* **Stated problem**
Look through the listing below and work out how many of its lines hold the word "anomalies". Give only the number.

* **Task inputs**

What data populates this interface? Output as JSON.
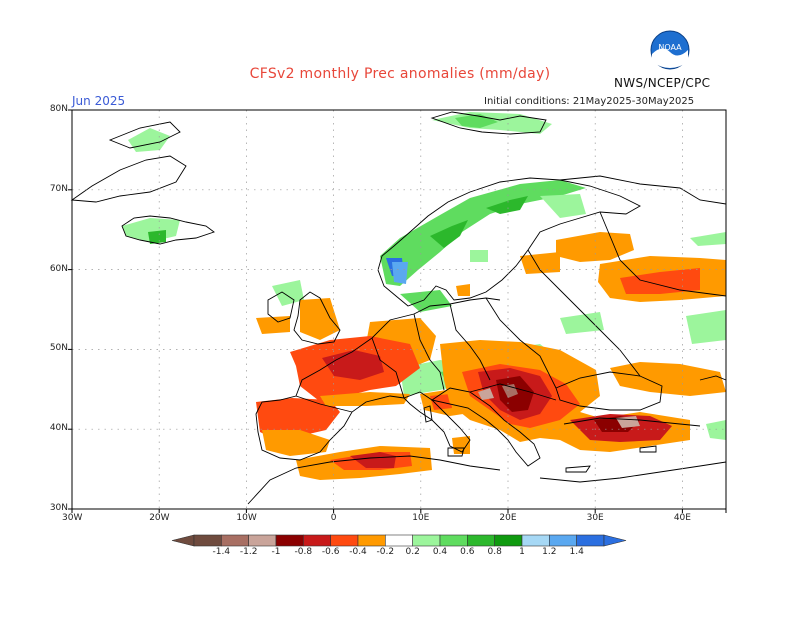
{
  "header": {
    "title": "CFSv2 monthly Prec anomalies (mm/day)",
    "month": "Jun 2025",
    "initial_conditions": "Initial conditions: 21May2025-30May2025",
    "agency": "NWS/NCEP/CPC",
    "logo_text": "NOAA"
  },
  "map": {
    "lon_range": [
      -30,
      45
    ],
    "lat_range": [
      30,
      80
    ],
    "lat_ticks": [
      "80N",
      "70N",
      "60N",
      "50N",
      "40N",
      "30N"
    ],
    "lon_ticks": [
      "30W",
      "20W",
      "10W",
      "0",
      "10E",
      "20E",
      "30E",
      "40E"
    ],
    "grid_style": "dotted"
  },
  "colorbar": {
    "labels": [
      "-1.4",
      "-1.2",
      "-1",
      "-0.8",
      "-0.6",
      "-0.4",
      "-0.2",
      "0.2",
      "0.4",
      "0.6",
      "0.8",
      "1",
      "1.2",
      "1.4"
    ],
    "colors": [
      "#6f4b3e",
      "#a86f63",
      "#c9a49a",
      "#8b0000",
      "#c81a1a",
      "#ff4a10",
      "#ff9a00",
      "#ffffff",
      "#9cf59c",
      "#5fdc5f",
      "#2cb82c",
      "#0f9a0f",
      "#a6d8f5",
      "#5aa8f0",
      "#2b6fe0"
    ]
  },
  "anomalies": {
    "dry_regions": [
      "Northern Italy",
      "Balkans",
      "Southern France",
      "Northern Spain",
      "Turkey",
      "Western Russia"
    ],
    "wet_regions": [
      "Norway",
      "Northern Sweden",
      "Svalbard",
      "Iceland",
      "Central Europe"
    ]
  }
}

* **Response to the exercise**
2